Goal: Check each line of the records for "CONGRESS"; collect those that have it.

Input for this task:
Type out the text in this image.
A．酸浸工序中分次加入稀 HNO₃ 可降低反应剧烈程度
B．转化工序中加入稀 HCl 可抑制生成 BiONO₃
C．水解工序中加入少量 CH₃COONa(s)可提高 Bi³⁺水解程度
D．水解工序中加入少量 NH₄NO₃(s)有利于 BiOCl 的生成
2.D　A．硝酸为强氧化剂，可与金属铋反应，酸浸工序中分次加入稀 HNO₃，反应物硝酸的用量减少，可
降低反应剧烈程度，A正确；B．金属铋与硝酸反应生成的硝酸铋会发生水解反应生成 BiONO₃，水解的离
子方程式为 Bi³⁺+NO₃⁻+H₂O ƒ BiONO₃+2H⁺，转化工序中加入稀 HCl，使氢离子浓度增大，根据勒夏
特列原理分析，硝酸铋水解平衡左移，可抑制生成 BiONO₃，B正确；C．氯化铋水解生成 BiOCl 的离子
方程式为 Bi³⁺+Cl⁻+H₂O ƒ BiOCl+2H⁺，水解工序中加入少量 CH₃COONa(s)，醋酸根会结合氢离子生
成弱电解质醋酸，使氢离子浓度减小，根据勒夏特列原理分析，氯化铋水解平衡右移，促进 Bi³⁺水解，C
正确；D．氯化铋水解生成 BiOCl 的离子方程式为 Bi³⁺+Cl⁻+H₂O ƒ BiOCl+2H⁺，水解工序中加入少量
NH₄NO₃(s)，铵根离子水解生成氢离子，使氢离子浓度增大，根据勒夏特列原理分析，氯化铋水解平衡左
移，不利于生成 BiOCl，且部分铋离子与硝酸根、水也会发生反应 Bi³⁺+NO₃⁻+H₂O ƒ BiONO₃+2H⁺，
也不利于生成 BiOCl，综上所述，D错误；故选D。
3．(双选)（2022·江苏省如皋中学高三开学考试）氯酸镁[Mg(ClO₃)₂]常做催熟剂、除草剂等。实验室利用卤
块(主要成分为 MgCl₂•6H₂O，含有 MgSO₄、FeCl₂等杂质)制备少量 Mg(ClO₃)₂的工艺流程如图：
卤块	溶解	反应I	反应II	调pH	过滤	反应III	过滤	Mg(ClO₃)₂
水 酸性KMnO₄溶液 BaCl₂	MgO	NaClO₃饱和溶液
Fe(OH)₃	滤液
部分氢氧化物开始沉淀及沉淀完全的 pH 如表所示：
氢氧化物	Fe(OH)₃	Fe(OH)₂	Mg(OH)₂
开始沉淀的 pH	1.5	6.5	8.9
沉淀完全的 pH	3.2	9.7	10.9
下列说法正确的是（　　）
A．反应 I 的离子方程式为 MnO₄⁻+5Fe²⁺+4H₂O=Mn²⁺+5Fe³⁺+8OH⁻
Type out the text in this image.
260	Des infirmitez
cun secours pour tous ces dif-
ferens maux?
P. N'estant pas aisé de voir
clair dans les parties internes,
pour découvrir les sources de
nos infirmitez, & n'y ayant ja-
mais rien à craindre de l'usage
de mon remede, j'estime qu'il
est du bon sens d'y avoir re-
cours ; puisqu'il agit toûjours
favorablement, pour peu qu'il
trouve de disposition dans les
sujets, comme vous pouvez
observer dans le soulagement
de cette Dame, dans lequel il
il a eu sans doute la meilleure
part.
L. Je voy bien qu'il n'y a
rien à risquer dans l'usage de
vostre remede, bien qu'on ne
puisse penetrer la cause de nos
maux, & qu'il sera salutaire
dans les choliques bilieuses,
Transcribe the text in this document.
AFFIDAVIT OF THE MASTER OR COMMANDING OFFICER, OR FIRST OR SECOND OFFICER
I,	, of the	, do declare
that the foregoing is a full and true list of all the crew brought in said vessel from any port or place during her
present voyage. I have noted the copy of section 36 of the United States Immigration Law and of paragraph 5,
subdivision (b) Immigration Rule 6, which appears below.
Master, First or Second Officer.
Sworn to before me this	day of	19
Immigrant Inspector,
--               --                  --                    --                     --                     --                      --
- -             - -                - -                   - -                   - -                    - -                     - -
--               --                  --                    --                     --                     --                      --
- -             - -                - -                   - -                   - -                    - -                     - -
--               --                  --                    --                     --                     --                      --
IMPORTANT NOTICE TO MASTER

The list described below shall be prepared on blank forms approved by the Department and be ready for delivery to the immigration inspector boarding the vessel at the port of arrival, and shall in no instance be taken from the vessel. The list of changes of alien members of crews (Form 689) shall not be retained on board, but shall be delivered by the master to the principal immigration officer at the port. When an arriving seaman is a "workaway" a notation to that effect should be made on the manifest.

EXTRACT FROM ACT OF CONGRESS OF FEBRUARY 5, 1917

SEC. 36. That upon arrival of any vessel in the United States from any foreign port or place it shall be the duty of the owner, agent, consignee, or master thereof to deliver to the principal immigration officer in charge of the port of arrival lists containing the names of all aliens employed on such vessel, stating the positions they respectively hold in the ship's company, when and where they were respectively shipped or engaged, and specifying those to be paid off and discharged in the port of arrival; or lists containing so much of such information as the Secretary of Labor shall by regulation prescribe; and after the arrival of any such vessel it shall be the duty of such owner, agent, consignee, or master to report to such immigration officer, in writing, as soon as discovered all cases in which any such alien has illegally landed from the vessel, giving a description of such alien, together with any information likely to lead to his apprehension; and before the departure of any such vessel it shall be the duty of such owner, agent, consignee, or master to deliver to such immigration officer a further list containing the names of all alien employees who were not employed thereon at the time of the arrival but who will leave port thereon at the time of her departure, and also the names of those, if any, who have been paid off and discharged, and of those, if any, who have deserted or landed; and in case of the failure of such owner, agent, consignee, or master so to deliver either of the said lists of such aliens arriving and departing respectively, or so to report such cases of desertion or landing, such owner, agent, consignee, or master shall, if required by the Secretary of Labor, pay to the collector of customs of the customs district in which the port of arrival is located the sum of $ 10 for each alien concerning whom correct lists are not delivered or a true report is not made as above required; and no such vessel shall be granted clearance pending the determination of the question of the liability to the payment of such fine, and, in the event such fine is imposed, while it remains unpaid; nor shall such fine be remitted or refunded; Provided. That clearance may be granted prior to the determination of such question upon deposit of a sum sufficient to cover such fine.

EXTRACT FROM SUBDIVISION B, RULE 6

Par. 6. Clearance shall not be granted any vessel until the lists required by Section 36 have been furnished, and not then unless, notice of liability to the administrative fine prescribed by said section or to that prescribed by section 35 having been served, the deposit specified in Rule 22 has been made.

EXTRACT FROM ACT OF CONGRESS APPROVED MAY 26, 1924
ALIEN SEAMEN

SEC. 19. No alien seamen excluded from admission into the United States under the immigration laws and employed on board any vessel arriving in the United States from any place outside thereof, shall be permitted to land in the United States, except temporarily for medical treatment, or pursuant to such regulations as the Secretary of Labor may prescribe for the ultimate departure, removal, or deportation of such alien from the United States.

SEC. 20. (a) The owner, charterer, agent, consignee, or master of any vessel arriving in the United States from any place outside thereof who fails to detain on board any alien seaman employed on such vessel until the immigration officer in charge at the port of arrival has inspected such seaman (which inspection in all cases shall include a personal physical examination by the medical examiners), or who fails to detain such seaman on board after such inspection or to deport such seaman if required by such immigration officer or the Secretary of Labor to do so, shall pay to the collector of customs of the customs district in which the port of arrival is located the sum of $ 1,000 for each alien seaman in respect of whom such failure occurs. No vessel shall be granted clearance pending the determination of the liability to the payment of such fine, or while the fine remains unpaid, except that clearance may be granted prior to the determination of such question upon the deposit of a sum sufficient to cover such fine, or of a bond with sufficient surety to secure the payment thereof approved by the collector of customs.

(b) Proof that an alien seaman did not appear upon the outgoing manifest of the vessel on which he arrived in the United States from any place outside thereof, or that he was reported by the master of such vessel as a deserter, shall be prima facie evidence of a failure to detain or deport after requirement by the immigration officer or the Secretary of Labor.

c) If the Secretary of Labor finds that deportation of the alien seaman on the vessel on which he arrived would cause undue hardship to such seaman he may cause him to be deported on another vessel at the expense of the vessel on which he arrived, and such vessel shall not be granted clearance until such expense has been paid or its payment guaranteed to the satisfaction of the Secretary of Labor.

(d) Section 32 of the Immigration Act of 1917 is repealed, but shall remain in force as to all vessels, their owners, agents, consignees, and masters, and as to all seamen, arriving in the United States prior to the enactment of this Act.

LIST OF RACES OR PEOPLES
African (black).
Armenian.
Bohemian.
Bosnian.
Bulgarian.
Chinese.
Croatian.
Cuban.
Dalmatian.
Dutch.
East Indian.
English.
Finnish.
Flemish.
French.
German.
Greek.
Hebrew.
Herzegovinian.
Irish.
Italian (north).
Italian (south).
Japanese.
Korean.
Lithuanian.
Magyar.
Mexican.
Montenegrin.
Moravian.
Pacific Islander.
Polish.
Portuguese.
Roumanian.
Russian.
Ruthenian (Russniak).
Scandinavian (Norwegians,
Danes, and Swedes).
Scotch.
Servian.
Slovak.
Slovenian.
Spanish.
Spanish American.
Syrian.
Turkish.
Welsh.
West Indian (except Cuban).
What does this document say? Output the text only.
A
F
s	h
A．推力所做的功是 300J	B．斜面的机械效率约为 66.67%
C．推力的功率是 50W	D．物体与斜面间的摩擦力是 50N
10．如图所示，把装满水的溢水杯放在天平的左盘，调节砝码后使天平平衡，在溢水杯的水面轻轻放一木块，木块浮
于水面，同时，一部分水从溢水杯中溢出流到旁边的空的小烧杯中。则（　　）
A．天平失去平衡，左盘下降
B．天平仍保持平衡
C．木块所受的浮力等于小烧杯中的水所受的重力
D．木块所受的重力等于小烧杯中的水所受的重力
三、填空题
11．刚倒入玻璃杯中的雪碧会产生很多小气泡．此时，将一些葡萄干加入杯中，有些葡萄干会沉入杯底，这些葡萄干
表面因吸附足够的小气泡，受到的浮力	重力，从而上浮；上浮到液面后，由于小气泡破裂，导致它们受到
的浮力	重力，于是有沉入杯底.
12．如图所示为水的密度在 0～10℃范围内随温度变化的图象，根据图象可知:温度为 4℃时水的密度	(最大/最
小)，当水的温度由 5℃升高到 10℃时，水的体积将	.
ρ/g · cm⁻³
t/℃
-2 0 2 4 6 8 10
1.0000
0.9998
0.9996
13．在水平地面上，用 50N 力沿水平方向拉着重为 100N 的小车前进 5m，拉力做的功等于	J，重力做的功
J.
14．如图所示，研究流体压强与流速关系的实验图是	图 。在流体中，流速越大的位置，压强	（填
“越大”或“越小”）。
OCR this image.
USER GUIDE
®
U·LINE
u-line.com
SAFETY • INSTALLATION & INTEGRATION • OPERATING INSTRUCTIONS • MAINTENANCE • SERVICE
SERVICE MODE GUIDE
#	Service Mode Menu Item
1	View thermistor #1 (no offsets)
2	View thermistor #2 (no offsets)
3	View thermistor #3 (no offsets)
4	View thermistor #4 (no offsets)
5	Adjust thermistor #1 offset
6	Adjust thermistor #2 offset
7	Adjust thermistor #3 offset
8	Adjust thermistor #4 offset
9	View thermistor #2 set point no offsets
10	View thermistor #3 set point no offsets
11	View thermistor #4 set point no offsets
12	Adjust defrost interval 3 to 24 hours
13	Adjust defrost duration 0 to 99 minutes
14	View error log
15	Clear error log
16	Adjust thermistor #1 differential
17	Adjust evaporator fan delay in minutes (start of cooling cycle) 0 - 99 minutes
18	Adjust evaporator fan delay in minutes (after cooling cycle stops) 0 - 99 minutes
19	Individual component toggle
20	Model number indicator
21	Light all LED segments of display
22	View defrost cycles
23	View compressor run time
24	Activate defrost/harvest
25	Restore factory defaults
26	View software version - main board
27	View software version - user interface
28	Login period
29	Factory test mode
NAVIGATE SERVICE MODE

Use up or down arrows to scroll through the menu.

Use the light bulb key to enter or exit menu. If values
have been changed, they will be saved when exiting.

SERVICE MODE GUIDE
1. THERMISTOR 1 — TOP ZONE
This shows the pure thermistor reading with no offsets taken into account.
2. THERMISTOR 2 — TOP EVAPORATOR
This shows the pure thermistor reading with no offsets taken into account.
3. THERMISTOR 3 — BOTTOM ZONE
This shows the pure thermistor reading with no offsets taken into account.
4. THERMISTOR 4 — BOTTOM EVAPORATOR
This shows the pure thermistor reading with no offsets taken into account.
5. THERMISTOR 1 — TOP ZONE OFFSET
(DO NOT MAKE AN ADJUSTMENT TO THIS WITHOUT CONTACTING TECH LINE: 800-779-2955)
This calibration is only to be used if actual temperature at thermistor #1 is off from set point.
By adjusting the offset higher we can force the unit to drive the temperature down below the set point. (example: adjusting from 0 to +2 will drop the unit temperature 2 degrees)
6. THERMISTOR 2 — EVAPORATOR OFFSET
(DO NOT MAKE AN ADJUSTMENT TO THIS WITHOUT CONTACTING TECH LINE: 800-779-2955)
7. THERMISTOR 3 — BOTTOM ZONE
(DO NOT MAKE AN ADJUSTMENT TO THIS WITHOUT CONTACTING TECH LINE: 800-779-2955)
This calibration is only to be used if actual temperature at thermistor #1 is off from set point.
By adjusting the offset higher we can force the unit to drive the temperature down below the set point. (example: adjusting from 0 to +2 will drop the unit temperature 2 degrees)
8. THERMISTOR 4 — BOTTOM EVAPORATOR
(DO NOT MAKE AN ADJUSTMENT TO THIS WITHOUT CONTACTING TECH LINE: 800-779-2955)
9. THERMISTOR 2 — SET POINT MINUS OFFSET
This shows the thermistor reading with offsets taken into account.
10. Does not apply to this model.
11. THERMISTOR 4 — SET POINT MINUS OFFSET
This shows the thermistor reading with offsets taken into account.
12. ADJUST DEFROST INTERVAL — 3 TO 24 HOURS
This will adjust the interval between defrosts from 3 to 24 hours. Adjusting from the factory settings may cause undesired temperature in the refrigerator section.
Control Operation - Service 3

Task solution:
EXTRACT FROM ACT OF CONGRESS OF FEBRUARY 5, 1917
EXTRACT FROM ACT OF CONGRESS APPROVED MAY 26, 1924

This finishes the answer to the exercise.